» WRITTEN PROBLEM
Gather up the lines with the word "дороги" in them.

** Start DATASET RECORDS **

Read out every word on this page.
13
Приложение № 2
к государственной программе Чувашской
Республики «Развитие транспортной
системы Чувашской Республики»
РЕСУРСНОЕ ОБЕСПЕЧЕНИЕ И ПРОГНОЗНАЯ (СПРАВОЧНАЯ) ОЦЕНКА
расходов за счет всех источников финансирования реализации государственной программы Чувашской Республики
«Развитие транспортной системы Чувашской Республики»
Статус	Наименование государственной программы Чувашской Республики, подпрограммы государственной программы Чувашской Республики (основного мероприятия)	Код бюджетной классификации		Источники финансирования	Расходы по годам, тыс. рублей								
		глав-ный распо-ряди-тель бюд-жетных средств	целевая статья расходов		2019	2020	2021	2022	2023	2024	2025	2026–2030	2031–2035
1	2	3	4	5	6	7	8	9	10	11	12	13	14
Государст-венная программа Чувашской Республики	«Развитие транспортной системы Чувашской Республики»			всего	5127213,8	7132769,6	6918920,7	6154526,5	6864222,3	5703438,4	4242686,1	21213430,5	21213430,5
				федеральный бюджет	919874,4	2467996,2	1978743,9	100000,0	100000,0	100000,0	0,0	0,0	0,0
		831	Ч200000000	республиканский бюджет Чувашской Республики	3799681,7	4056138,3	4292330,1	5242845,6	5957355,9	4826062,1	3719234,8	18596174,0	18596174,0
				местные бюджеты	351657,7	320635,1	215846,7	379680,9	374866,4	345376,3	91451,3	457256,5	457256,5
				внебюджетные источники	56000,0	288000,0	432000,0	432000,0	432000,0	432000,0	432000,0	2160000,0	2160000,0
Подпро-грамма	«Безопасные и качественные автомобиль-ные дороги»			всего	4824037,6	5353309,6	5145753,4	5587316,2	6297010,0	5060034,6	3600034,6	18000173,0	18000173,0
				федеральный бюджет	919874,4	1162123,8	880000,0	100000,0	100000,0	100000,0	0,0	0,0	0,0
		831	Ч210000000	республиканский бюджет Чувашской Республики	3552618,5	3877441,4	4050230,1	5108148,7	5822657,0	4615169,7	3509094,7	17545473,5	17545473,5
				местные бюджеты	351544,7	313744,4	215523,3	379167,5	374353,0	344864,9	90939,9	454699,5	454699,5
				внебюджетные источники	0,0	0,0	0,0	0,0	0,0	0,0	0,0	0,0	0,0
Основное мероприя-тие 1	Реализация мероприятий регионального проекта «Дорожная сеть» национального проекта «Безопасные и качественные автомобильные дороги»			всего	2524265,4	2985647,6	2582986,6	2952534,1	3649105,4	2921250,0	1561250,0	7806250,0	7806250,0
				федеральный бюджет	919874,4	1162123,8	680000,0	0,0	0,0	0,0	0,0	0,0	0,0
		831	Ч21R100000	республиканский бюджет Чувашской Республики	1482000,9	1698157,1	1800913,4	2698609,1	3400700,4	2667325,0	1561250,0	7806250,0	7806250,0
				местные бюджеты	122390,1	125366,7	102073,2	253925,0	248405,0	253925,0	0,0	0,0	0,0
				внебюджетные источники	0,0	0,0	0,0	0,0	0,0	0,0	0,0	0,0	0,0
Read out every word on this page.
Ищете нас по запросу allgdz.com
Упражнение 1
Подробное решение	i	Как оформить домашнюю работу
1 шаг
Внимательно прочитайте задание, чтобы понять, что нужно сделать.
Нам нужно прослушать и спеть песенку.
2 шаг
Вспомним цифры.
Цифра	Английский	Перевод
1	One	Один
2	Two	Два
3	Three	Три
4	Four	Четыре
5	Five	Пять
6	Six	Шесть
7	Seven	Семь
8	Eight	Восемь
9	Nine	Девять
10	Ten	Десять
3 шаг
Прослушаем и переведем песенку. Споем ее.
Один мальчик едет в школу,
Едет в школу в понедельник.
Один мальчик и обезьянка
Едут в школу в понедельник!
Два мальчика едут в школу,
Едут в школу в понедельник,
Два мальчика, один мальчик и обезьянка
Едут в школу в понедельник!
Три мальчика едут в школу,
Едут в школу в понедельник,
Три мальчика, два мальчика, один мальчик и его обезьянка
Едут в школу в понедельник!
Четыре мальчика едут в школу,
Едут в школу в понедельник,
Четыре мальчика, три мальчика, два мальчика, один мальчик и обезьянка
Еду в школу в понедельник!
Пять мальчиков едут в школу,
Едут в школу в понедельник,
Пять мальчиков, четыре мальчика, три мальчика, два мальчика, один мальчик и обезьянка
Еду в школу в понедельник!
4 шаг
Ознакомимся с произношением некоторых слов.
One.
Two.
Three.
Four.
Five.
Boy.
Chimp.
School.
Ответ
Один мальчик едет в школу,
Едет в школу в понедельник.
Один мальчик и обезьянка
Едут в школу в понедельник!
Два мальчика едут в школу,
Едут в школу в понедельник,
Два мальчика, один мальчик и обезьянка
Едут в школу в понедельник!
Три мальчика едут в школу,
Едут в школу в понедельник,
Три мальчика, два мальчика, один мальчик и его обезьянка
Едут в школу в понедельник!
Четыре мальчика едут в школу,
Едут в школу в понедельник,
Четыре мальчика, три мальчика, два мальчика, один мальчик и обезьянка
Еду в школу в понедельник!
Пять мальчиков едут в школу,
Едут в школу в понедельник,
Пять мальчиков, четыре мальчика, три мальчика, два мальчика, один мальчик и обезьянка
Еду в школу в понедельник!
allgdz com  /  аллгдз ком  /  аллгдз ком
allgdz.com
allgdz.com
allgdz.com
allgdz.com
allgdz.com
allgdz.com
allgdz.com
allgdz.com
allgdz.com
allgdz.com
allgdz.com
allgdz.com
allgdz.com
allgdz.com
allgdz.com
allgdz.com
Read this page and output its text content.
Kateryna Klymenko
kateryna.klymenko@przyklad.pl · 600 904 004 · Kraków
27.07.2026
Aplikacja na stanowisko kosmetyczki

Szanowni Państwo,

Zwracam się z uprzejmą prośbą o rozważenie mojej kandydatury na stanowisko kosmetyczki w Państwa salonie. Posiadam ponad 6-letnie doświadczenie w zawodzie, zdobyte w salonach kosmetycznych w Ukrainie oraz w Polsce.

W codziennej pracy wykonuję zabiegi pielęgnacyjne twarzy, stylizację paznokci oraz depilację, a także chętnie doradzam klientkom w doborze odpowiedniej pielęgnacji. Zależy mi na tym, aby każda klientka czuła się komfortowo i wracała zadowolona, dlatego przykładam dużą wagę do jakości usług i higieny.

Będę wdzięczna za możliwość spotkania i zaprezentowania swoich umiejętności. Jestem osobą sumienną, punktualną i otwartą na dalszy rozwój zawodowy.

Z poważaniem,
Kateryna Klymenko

** End DATASET RECORDS **

» RESULT OF THIS EXERCISE
Подпро-грамма	«Безопасные и качественные автомобиль-ные дороги»			всего	4824037,6	5353309,6	5145753,4	5587316,2	6297010,0	5060034,6	3600034,6	18000173,0	18000173,0
Основное мероприя-тие 1	Реализация мероприятий регионального проекта «Дорожная сеть» национального проекта «Безопасные и качественные автомобильные дороги»			всего	2524265,4	2985647,6	2582986,6	2952534,1	3649105,4	2921250,0	1561250,0	7806250,0	7806250,0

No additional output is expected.